--- Dataset ---
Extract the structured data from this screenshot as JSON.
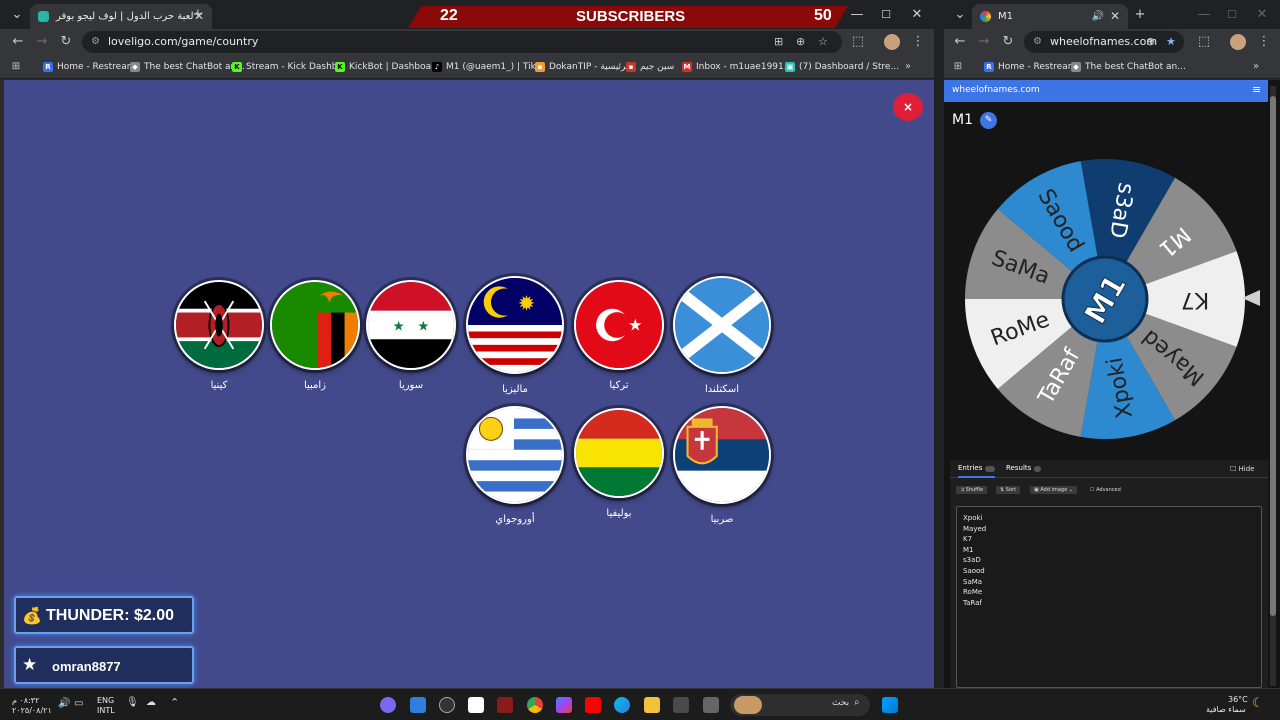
{
  "browser_left": {
    "tab_title": "لعبة حرب الدول | لوف ليجو بوفر",
    "url": "loveligo.com/game/country",
    "bookmarks": [
      "Home - Restream",
      "The best ChatBot an...",
      "Stream - Kick Dashb...",
      "KickBot | Dashboard",
      "M1 (@uaem1_) | Tik...",
      "DokanTIP - الرئيسية",
      "سين جيم",
      "Inbox - m1uae1991...",
      "(7) Dashboard / Stre..."
    ]
  },
  "overlay": {
    "count_left": "22",
    "label": "SUBSCRIBERS",
    "count_right": "50"
  },
  "game": {
    "countries": [
      {
        "name": "كينيا",
        "flag": "kenya"
      },
      {
        "name": "زامبيا",
        "flag": "zambia"
      },
      {
        "name": "سوريا",
        "flag": "syria"
      },
      {
        "name": "ماليزيا",
        "flag": "malaysia"
      },
      {
        "name": "تركيا",
        "flag": "turkey"
      },
      {
        "name": "اسكتلندا",
        "flag": "scotland"
      },
      {
        "name": "أوروجواي",
        "flag": "uruguay"
      },
      {
        "name": "بوليفيا",
        "flag": "bolivia"
      },
      {
        "name": "صربيا",
        "flag": "serbia"
      }
    ],
    "close_symbol": "×"
  },
  "alerts": [
    {
      "text": "THUNDER: $2.00",
      "icon": "money-bag-icon"
    },
    {
      "text": "omran8877",
      "icon": "star-icon"
    }
  ],
  "browser_right": {
    "tab_title": "M1",
    "url": "wheelofnames.com",
    "bookmarks": [
      "Home - Restream",
      "The best ChatBot an..."
    ],
    "site_header": "wheelofnames.com",
    "wheel_title": "M1",
    "wheel_center": "M1",
    "segments": [
      "s3aD",
      "M1",
      "K7",
      "Mayed",
      "Xpoki",
      "TaRaf",
      "RoMe",
      "SaMa",
      "Saood"
    ],
    "tabs": {
      "entries": "Entries",
      "entries_count": "10",
      "results": "Results",
      "results_count": "0"
    },
    "hide_label": "Hide",
    "tools": {
      "shuffle": "Shuffle",
      "sort": "Sort",
      "add_image": "Add image",
      "advanced": "Advanced"
    },
    "entries": [
      "Xpoki",
      "Mayed",
      "K7",
      "M1",
      "s3aD",
      "Saood",
      "SaMa",
      "RoMe",
      "TaRaf"
    ]
  },
  "taskbar": {
    "clock_time": "٠٨:٣٢ م",
    "clock_date": "٢٠٢٥/٠٨/٢١",
    "lang_1": "ENG",
    "lang_2": "INTL",
    "search_text": "بحث",
    "weather_temp": "36°C",
    "weather_desc": "سماء صافية"
  },
  "colors": {
    "game_bg": "#434a8b",
    "overlay_red": "#8a0a0a",
    "wheel_blue": "#2d8ad0",
    "wheel_navy": "#0f3d70",
    "wheel_gray": "#8c8c8c",
    "wheel_light": "#efefef",
    "close_red": "#e01e37",
    "site_blue": "#3d74e6"
  }
}
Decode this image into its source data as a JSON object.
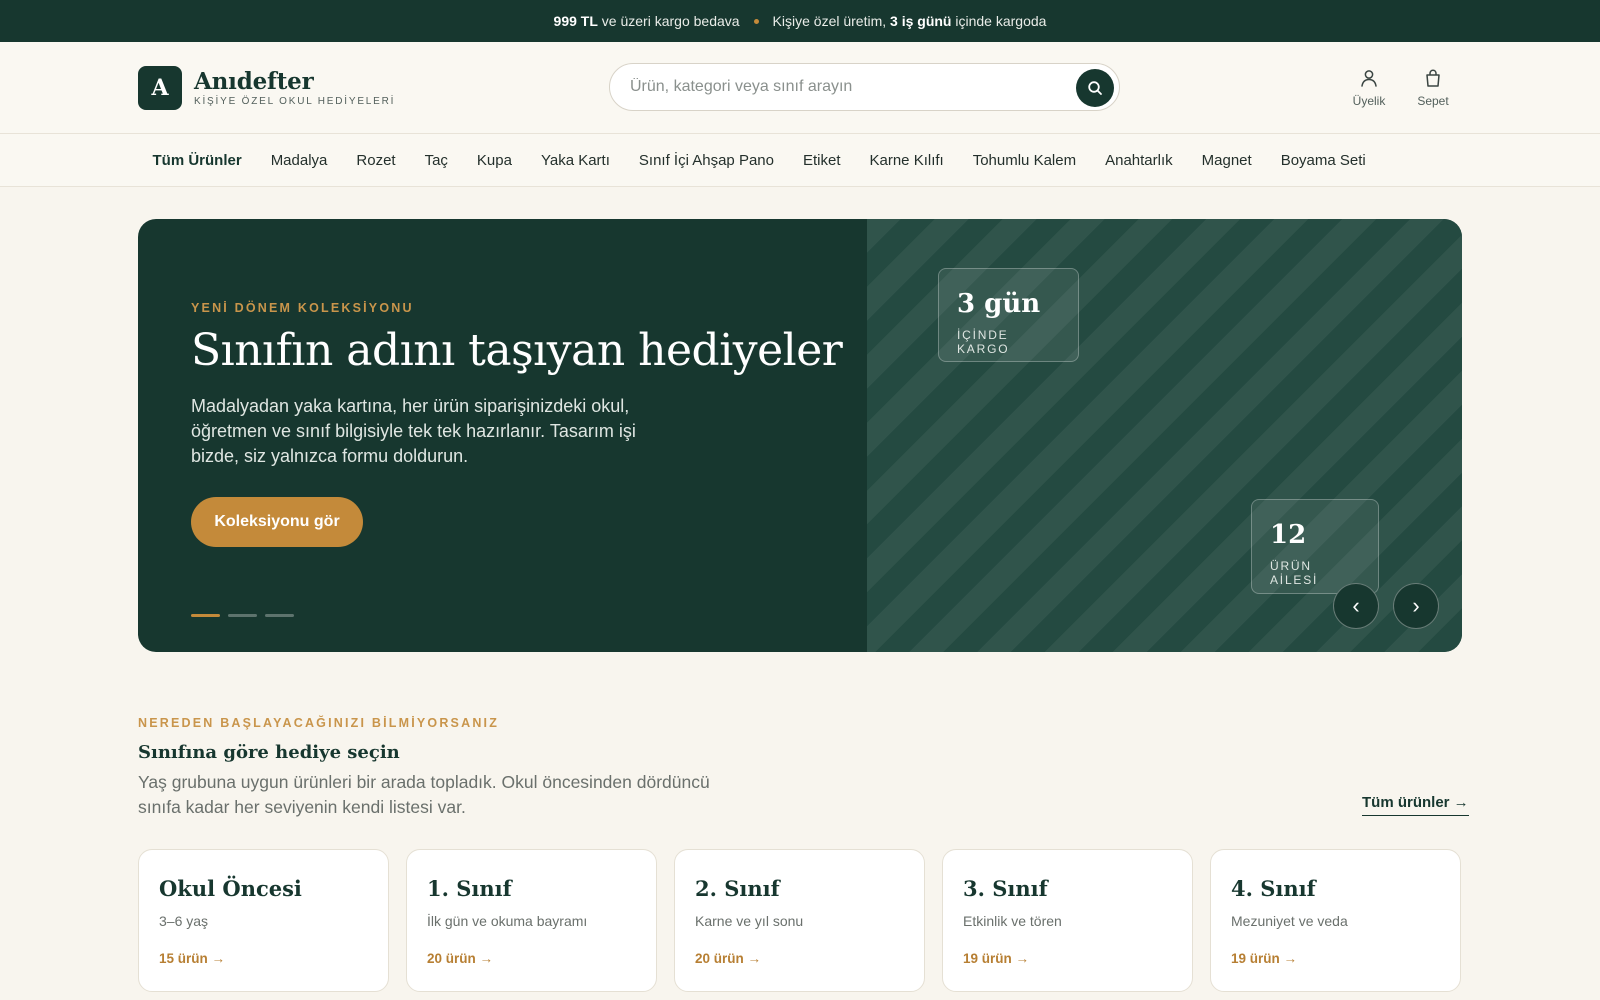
{
  "announcement": {
    "threshold": "999 TL",
    "threshold_suffix": " ve üzeri kargo bedava",
    "production_prefix": "Kişiye özel üretim, ",
    "days": "3 iş günü",
    "days_suffix": " içinde kargoda"
  },
  "brand": {
    "mark": "A",
    "name": "Anıdefter",
    "tagline": "KİŞİYE ÖZEL OKUL HEDİYELERİ"
  },
  "search": {
    "placeholder": "Ürün, kategori veya sınıf arayın",
    "value": ""
  },
  "header_actions": {
    "account": "Üyelik",
    "cart": "Sepet"
  },
  "categories": [
    "Tüm Ürünler",
    "Madalya",
    "Rozet",
    "Taç",
    "Kupa",
    "Yaka Kartı",
    "Sınıf İçi Ahşap Pano",
    "Etiket",
    "Karne Kılıfı",
    "Tohumlu Kalem",
    "Anahtarlık",
    "Magnet",
    "Boyama Seti"
  ],
  "active_category": "Tüm Ürünler",
  "hero": {
    "eyebrow": "YENİ DÖNEM KOLEKSİYONU",
    "title": "Sınıfın adını taşıyan hediyeler",
    "text": "Madalyadan yaka kartına, her ürün siparişinizdeki okul, öğretmen ve sınıf bilgisiyle tek tek hazırlanır. Tasarım işi bizde, siz yalnızca formu doldurun.",
    "cta": "Koleksiyonu gör",
    "slides": 3,
    "active_slide": 1,
    "stat1": {
      "value": "3 gün",
      "label": "İÇİNDE KARGO"
    },
    "stat2": {
      "value": "12",
      "label": "ÜRÜN AİLESİ"
    },
    "prev": "‹",
    "next": "›"
  },
  "section": {
    "eyebrow": "NEREDEN BAŞLAYACAĞINIZI BİLMİYORSANIZ",
    "title": "Sınıfına göre hediye seçin",
    "description": "Yaş grubuna uygun ürünleri bir arada topladık. Okul öncesinden dördüncü sınıfa kadar her seviyenin kendi listesi var.",
    "link": "Tüm ürünler →"
  },
  "grade_cards": [
    {
      "title": "Okul Öncesi",
      "subtitle": "3–6 yaş",
      "count": "15 ürün →"
    },
    {
      "title": "1. Sınıf",
      "subtitle": "İlk gün ve okuma bayramı",
      "count": "20 ürün →"
    },
    {
      "title": "2. Sınıf",
      "subtitle": "Karne ve yıl sonu",
      "count": "20 ürün →"
    },
    {
      "title": "3. Sınıf",
      "subtitle": "Etkinlik ve tören",
      "count": "19 ürün →"
    },
    {
      "title": "4. Sınıf",
      "subtitle": "Mezuniyet ve veda",
      "count": "19 ürün →"
    }
  ],
  "colors": {
    "primary": "#17372f",
    "accent": "#c48a3a",
    "background": "#f8f5ee"
  },
  "icons": {
    "search": "search-icon",
    "account": "user-icon",
    "cart": "shopping-bag-icon"
  }
}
---
Objective: Transcribe the material as is, with images omitted.

Response to the exercise:
Extract the structured data from this screenshot as JSON.
{
  "browser_left": {
    "tab_title": "لعبة حرب الدول | لوف ليجو بوفر",
    "url": "loveligo.com/game/country",
    "bookmarks": [
      "Home - Restream",
      "The best ChatBot an...",
      "Stream - Kick Dashb...",
      "KickBot | Dashboard",
      "M1 (@uaem1_) | Tik...",
      "DokanTIP - الرئيسية",
      "سين جيم",
      "Inbox - m1uae1991...",
      "(7) Dashboard / Stre..."
    ]
  },
  "overlay": {
    "count_left": "22",
    "label": "SUBSCRIBERS",
    "count_right": "50"
  },
  "game": {
    "countries": [
      {
        "name": "كينيا",
        "flag": "kenya"
      },
      {
        "name": "زامبيا",
        "flag": "zambia"
      },
      {
        "name": "سوريا",
        "flag": "syria"
      },
      {
        "name": "ماليزيا",
        "flag": "malaysia"
      },
      {
        "name": "تركيا",
        "flag": "turkey"
      },
      {
        "name": "اسكتلندا",
        "flag": "scotland"
      },
      {
        "name": "أوروجواي",
        "flag": "uruguay"
      },
      {
        "name": "بوليفيا",
        "flag": "bolivia"
      },
      {
        "name": "صربيا",
        "flag": "serbia"
      }
    ],
    "close_symbol": "×"
  },
  "alerts": [
    {
      "text": "THUNDER: $2.00",
      "icon": "money-bag-icon"
    },
    {
      "text": "omran8877",
      "icon": "star-icon"
    }
  ],
  "browser_right": {
    "tab_title": "M1",
    "url": "wheelofnames.com",
    "bookmarks": [
      "Home - Restream",
      "The best ChatBot an..."
    ],
    "site_header": "wheelofnames.com",
    "wheel_title": "M1",
    "wheel_center": "M1",
    "segments": [
      "s3aD",
      "M1",
      "K7",
      "Mayed",
      "Xpoki",
      "TaRaf",
      "RoMe",
      "SaMa",
      "Saood"
    ],
    "tabs": {
      "entries": "Entries",
      "entries_count": "10",
      "results": "Results",
      "results_count": "0"
    },
    "hide_label": "Hide",
    "tools": {
      "shuffle": "Shuffle",
      "sort": "Sort",
      "add_image": "Add image",
      "advanced": "Advanced"
    },
    "entries": [
      "Xpoki",
      "Mayed",
      "K7",
      "M1",
      "s3aD",
      "Saood",
      "SaMa",
      "RoMe",
      "TaRaf"
    ]
  },
  "taskbar": {
    "clock_time": "٠٨:٣٢ م",
    "clock_date": "٢٠٢٥/٠٨/٢١",
    "lang_1": "ENG",
    "lang_2": "INTL",
    "search_text": "بحث",
    "weather_temp": "36°C",
    "weather_desc": "سماء صافية"
  },
  "colors": {
    "game_bg": "#434a8b",
    "overlay_red": "#8a0a0a",
    "wheel_blue": "#2d8ad0",
    "wheel_navy": "#0f3d70",
    "wheel_gray": "#8c8c8c",
    "wheel_light": "#efefef",
    "close_red": "#e01e37",
    "site_blue": "#3d74e6"
  }
}
Decode this image into its source data as a JSON object.
{
  "announcement": {
    "threshold": "999 TL",
    "threshold_suffix": " ve üzeri kargo bedava",
    "production_prefix": "Kişiye özel üretim, ",
    "days": "3 iş günü",
    "days_suffix": " içinde kargoda"
  },
  "brand": {
    "mark": "A",
    "name": "Anıdefter",
    "tagline": "KİŞİYE ÖZEL OKUL HEDİYELERİ"
  },
  "search": {
    "placeholder": "Ürün, kategori veya sınıf arayın",
    "value": ""
  },
  "header_actions": {
    "account": "Üyelik",
    "cart": "Sepet"
  },
  "categories": [
    "Tüm Ürünler",
    "Madalya",
    "Rozet",
    "Taç",
    "Kupa",
    "Yaka Kartı",
    "Sınıf İçi Ahşap Pano",
    "Etiket",
    "Karne Kılıfı",
    "Tohumlu Kalem",
    "Anahtarlık",
    "Magnet",
    "Boyama Seti"
  ],
  "active_category": "Tüm Ürünler",
  "hero": {
    "eyebrow": "YENİ DÖNEM KOLEKSİYONU",
    "title": "Sınıfın adını taşıyan hediyeler",
    "text": "Madalyadan yaka kartına, her ürün siparişinizdeki okul, öğretmen ve sınıf bilgisiyle tek tek hazırlanır. Tasarım işi bizde, siz yalnızca formu doldurun.",
    "cta": "Koleksiyonu gör",
    "slides": 3,
    "active_slide": 1,
    "stat1": {
      "value": "3 gün",
      "label": "İÇİNDE KARGO"
    },
    "stat2": {
      "value": "12",
      "label": "ÜRÜN AİLESİ"
    },
    "prev": "‹",
    "next": "›"
  },
  "section": {
    "eyebrow": "NEREDEN BAŞLAYACAĞINIZI BİLMİYORSANIZ",
    "title": "Sınıfına göre hediye seçin",
    "description": "Yaş grubuna uygun ürünleri bir arada topladık. Okul öncesinden dördüncü sınıfa kadar her seviyenin kendi listesi var.",
    "link": "Tüm ürünler →"
  },
  "grade_cards": [
    {
      "title": "Okul Öncesi",
      "subtitle": "3–6 yaş",
      "count": "15 ürün →"
    },
    {
      "title": "1. Sınıf",
      "subtitle": "İlk gün ve okuma bayramı",
      "count": "20 ürün →"
    },
    {
      "title": "2. Sınıf",
      "subtitle": "Karne ve yıl sonu",
      "count": "20 ürün →"
    },
    {
      "title": "3. Sınıf",
      "subtitle": "Etkinlik ve tören",
      "count": "19 ürün →"
    },
    {
      "title": "4. Sınıf",
      "subtitle": "Mezuniyet ve veda",
      "count": "19 ürün →"
    }
  ],
  "colors": {
    "primary": "#17372f",
    "accent": "#c48a3a",
    "background": "#f8f5ee"
  },
  "icons": {
    "search": "search-icon",
    "account": "user-icon",
    "cart": "shopping-bag-icon"
  }
}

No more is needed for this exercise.